Edit the material below by replacing every "histogram-bar" with "bar", leaving everything else unchanged.

--- Begin MATERIALS PROVIDED ---

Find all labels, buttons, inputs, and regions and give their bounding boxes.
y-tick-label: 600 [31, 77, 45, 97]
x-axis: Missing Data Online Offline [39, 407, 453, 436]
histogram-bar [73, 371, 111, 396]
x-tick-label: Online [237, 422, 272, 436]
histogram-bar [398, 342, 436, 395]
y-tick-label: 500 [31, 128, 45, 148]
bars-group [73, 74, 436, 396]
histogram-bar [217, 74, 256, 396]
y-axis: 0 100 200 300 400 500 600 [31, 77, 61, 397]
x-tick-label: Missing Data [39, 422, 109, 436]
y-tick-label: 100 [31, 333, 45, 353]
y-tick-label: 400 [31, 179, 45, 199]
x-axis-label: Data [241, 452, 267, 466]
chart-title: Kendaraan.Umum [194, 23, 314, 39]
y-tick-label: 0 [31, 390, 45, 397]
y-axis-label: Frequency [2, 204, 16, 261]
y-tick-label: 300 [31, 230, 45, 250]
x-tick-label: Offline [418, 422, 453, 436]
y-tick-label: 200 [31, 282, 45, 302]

--- End MATERIALS PROVIDED ---

THE REPLY →
Find all labels, buttons, inputs, and regions and give their bounding boxes.
y-tick-label: 600 [31, 77, 45, 97]
x-axis: Missing Data Online Offline [39, 407, 453, 436]
bar [73, 371, 111, 396]
x-tick-label: Online [237, 422, 272, 436]
bar [398, 342, 436, 395]
y-tick-label: 500 [31, 128, 45, 148]
bars-group [73, 74, 436, 396]
bar [217, 74, 256, 396]
y-axis: 0 100 200 300 400 500 600 [31, 77, 61, 397]
x-tick-label: Missing Data [39, 422, 109, 436]
y-tick-label: 100 [31, 333, 45, 353]
y-tick-label: 400 [31, 179, 45, 199]
x-axis-label: Data [241, 452, 267, 466]
chart-title: Kendaraan.Umum [194, 23, 314, 39]
y-tick-label: 0 [31, 390, 45, 397]
y-axis-label: Frequency [2, 204, 16, 261]
y-tick-label: 300 [31, 230, 45, 250]
x-tick-label: Offline [418, 422, 453, 436]
y-tick-label: 200 [31, 282, 45, 302]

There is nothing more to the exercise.